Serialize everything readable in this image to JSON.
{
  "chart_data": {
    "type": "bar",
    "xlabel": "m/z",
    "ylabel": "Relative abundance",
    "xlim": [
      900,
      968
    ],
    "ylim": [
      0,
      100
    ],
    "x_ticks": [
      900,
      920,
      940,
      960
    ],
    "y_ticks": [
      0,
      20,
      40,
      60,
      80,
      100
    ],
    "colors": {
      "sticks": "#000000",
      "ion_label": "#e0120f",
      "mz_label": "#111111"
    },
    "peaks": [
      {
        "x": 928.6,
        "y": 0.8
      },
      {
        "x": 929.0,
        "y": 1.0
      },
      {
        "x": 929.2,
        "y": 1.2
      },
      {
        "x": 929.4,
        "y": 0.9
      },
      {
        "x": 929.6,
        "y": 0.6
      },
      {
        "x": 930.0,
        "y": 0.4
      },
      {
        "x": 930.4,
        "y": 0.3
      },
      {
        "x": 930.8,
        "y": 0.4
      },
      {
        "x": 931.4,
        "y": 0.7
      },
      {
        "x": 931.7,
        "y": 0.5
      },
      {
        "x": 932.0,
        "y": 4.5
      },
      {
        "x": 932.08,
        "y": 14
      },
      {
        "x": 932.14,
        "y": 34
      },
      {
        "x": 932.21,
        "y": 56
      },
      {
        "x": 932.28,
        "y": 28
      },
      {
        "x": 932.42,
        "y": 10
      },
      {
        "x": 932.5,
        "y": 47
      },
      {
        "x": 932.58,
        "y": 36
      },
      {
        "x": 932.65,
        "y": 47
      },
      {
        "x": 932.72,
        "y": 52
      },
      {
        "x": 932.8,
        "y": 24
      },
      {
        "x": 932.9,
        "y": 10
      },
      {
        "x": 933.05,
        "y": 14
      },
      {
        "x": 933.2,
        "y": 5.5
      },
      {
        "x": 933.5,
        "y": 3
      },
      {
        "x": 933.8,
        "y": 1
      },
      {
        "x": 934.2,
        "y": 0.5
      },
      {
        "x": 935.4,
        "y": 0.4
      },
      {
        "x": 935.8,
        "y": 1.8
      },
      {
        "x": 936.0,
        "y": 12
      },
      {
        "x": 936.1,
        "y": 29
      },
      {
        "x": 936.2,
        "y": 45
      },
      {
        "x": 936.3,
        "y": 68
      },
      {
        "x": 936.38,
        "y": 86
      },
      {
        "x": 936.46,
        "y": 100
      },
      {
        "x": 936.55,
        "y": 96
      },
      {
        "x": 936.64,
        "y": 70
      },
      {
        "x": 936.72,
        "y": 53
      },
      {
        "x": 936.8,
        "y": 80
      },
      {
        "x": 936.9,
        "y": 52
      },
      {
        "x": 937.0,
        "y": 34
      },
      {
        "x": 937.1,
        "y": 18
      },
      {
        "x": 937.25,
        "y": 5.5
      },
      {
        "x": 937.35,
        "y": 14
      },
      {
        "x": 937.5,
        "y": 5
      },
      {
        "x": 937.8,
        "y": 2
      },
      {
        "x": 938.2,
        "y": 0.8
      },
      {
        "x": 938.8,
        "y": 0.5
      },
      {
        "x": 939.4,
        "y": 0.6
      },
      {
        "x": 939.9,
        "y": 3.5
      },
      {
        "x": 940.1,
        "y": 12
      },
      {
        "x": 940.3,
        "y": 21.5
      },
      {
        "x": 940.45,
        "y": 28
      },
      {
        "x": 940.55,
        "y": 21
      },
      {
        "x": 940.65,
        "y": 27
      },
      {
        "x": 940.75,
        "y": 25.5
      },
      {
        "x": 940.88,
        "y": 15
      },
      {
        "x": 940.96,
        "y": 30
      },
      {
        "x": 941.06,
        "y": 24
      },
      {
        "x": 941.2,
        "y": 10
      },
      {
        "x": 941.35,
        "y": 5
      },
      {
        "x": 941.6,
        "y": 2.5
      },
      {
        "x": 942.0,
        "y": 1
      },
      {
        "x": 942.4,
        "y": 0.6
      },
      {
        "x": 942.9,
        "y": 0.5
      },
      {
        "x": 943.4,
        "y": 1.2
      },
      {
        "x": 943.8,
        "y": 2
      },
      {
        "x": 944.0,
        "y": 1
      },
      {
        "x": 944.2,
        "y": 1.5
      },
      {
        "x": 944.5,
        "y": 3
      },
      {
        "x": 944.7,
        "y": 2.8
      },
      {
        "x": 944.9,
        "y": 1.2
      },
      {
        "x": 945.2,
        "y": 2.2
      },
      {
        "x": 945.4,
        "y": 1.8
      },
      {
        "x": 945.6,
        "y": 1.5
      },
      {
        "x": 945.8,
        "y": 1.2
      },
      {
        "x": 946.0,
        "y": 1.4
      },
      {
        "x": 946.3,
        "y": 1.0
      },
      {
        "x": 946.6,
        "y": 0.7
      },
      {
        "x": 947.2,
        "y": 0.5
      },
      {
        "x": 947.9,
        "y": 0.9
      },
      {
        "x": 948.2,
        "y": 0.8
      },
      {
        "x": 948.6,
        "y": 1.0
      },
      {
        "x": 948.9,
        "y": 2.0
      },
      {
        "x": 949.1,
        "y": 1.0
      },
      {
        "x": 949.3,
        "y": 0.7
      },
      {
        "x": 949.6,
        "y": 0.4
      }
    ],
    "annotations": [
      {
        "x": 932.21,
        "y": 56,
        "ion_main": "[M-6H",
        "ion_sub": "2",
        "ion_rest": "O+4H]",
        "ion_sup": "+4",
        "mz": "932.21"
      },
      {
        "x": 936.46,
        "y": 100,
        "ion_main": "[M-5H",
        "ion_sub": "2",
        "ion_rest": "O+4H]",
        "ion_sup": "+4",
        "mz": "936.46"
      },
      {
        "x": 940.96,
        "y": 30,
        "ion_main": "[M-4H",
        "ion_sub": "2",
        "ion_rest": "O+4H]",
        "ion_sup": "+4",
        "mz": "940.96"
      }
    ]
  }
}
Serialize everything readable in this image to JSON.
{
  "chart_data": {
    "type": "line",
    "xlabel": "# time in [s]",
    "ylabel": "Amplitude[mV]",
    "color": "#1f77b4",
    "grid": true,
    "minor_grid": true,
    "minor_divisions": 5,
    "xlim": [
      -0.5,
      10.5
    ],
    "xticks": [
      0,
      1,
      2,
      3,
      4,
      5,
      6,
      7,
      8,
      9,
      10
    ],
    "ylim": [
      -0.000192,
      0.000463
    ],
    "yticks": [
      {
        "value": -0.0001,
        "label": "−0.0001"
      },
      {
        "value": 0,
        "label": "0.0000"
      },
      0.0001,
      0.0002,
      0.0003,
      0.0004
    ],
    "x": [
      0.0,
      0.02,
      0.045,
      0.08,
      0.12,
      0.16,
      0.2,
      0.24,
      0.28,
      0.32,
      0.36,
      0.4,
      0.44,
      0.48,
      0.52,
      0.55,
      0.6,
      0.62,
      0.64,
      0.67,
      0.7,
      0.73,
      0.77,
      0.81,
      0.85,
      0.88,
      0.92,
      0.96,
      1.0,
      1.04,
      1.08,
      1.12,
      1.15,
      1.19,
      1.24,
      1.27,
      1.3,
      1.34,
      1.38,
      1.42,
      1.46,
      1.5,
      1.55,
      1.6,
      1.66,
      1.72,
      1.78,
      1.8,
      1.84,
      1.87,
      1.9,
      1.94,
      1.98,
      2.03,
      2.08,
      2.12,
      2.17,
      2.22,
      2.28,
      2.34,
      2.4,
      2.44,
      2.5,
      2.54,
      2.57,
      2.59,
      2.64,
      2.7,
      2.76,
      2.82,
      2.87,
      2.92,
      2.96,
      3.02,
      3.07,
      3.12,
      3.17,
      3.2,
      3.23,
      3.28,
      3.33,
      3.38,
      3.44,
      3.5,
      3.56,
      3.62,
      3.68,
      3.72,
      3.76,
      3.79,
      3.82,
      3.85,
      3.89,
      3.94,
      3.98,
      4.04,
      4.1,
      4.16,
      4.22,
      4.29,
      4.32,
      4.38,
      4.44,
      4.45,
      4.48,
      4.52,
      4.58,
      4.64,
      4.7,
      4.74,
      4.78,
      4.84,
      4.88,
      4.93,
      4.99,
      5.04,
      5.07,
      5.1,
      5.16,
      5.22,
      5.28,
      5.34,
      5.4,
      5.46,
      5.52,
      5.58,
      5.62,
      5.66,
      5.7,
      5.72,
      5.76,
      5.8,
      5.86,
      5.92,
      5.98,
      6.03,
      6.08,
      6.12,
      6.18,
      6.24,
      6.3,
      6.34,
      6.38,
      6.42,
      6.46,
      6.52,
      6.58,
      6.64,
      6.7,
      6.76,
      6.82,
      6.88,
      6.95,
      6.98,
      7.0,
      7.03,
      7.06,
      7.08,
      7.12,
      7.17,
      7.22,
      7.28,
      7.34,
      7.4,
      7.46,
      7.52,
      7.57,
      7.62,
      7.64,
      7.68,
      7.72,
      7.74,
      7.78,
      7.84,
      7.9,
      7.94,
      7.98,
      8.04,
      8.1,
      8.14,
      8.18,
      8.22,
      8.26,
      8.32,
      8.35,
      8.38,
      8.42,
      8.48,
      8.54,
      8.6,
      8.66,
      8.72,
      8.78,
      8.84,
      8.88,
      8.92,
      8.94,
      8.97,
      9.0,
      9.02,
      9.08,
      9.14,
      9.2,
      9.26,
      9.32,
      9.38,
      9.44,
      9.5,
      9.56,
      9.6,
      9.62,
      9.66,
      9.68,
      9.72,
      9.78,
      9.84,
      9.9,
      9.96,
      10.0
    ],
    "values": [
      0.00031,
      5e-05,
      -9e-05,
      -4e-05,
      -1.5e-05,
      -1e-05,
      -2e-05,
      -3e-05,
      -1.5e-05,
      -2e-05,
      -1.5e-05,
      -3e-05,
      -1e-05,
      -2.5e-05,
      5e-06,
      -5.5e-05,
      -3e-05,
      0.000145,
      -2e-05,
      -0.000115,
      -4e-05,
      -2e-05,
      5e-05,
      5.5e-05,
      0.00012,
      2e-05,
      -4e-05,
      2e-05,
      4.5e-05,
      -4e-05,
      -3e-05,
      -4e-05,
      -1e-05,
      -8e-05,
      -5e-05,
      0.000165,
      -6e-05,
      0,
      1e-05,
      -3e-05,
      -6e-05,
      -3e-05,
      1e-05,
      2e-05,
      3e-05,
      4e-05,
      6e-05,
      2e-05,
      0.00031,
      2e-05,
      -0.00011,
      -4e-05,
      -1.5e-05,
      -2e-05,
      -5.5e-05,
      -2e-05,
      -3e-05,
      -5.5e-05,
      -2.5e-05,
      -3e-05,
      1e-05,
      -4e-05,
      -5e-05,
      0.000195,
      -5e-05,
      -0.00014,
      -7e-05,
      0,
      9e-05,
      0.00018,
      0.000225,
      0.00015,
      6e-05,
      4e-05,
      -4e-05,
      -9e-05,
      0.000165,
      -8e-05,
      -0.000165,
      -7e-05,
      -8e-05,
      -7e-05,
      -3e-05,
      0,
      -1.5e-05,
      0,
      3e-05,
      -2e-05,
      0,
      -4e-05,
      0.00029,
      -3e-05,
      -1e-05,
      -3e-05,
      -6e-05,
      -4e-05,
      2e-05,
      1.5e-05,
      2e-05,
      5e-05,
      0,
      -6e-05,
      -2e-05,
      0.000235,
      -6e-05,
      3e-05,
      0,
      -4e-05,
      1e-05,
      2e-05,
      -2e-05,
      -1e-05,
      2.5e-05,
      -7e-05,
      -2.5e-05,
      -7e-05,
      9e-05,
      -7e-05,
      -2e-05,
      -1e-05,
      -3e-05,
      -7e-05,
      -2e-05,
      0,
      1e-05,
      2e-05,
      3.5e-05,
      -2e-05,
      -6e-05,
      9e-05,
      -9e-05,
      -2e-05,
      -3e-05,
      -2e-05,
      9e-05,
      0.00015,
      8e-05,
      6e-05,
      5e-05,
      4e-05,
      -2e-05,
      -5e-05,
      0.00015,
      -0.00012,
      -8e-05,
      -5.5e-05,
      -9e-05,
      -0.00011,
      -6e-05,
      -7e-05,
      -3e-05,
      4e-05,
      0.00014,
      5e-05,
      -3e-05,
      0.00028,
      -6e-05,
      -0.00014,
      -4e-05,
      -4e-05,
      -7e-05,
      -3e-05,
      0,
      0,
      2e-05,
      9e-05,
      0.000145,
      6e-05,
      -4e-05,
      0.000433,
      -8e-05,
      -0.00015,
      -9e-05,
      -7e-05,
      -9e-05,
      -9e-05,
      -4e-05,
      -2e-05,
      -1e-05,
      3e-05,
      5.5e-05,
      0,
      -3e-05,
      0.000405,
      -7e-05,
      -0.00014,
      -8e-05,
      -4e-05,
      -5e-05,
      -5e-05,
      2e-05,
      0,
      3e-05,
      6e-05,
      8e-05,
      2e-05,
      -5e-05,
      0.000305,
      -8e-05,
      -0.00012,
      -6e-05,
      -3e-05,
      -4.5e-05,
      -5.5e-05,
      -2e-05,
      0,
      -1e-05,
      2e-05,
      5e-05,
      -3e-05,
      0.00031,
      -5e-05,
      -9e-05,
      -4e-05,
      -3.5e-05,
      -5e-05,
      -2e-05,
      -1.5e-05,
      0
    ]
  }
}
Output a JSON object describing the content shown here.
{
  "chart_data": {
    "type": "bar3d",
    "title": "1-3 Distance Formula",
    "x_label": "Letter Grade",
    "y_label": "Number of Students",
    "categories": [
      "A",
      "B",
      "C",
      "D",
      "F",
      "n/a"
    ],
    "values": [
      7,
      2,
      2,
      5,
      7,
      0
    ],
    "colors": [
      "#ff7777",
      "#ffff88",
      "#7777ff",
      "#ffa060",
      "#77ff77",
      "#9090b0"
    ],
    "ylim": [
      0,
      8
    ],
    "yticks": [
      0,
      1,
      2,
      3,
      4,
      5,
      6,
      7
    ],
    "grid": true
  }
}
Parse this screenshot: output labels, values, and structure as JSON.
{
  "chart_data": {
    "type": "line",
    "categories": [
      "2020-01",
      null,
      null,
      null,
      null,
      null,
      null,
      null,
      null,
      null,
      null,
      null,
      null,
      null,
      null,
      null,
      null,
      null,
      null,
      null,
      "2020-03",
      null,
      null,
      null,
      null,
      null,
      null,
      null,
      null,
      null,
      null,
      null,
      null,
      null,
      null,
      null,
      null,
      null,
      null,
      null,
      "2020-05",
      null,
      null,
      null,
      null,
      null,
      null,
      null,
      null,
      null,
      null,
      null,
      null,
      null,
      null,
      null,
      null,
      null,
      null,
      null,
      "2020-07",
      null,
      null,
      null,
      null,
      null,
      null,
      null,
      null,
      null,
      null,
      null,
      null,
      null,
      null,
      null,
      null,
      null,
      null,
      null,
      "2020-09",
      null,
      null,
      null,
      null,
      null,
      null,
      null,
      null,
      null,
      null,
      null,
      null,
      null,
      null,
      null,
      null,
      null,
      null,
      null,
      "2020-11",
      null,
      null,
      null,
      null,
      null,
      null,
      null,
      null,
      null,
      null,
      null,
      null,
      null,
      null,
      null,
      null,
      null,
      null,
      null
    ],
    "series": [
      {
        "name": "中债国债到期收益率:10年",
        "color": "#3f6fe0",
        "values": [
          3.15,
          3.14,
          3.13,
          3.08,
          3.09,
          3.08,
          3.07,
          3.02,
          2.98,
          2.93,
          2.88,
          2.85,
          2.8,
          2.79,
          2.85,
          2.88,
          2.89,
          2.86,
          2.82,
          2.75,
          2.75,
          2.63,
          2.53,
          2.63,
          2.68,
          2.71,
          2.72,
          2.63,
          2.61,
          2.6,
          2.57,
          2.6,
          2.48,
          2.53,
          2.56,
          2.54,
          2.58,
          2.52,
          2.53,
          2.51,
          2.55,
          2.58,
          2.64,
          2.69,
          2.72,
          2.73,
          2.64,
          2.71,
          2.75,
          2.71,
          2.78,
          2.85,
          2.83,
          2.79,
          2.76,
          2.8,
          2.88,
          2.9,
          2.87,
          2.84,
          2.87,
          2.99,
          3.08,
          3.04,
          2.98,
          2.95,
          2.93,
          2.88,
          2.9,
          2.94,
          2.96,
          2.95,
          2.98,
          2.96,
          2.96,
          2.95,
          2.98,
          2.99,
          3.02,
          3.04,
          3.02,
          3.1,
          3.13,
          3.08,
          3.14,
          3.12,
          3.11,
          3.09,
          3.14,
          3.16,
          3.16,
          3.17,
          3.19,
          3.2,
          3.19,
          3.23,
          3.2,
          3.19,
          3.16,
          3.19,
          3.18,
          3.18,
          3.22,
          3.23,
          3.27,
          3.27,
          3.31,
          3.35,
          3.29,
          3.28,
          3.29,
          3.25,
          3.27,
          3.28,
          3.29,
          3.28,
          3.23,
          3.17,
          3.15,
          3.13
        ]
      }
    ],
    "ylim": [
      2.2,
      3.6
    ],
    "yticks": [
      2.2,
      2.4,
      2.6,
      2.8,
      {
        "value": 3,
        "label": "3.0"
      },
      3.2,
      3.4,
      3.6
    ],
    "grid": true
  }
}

__The problem__: Every line containing the string "type" must be listed.

__Response to this task__:
    "type": "bar",
    "type": "line",
    "type": "bar3d",
    "type": "line",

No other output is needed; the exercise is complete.